◆ **What the exercise asks**: Copy every line of the entries that includes the word "Payment".

◆ **Task inputs**:
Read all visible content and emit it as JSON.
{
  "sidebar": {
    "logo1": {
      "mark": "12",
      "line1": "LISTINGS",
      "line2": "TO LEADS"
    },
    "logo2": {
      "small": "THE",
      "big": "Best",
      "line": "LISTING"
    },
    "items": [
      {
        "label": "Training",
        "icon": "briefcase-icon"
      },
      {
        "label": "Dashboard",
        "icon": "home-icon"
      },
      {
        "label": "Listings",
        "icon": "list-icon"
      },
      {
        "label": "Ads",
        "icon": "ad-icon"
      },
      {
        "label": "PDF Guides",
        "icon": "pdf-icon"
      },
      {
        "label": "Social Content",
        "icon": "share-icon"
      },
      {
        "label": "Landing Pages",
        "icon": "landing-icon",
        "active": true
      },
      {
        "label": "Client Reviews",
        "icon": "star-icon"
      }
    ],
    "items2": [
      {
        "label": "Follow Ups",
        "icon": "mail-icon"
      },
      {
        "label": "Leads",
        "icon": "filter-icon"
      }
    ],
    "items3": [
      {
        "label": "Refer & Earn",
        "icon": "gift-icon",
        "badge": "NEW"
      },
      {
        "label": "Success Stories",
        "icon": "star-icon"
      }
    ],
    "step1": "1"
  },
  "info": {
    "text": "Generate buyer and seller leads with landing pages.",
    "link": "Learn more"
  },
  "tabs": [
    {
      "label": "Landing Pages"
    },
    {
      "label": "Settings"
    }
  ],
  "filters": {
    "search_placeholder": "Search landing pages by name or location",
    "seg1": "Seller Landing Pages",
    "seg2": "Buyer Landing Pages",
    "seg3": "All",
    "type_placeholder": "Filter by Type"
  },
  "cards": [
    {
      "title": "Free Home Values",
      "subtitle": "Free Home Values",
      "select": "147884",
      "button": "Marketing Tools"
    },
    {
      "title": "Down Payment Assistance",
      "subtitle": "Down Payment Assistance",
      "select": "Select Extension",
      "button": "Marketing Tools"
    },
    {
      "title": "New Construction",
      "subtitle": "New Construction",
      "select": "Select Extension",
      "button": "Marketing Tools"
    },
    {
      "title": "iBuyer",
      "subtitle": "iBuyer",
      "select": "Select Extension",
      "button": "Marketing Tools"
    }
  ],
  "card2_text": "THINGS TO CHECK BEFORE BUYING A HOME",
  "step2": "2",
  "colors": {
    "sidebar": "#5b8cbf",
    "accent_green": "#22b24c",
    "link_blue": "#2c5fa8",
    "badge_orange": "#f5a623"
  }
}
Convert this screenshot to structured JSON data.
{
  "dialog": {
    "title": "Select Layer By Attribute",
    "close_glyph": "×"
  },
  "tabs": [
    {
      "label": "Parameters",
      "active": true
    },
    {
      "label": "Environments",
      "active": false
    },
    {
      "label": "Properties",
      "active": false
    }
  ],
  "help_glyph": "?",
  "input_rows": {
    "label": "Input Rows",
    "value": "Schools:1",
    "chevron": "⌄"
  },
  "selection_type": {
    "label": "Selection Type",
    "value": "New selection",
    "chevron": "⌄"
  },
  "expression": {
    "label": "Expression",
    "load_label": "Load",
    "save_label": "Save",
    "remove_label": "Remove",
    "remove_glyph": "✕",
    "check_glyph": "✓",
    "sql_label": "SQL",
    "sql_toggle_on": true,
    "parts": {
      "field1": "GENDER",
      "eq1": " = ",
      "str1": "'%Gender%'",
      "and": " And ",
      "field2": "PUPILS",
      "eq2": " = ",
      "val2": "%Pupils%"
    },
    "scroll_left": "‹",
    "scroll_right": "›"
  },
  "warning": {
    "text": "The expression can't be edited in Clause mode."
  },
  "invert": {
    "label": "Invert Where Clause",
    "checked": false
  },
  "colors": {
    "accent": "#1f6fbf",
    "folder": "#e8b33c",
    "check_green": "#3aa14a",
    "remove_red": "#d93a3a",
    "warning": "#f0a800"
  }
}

◆ **The completed task**:
      "title": "Down Payment Assistance",
      "subtitle": "Down Payment Assistance",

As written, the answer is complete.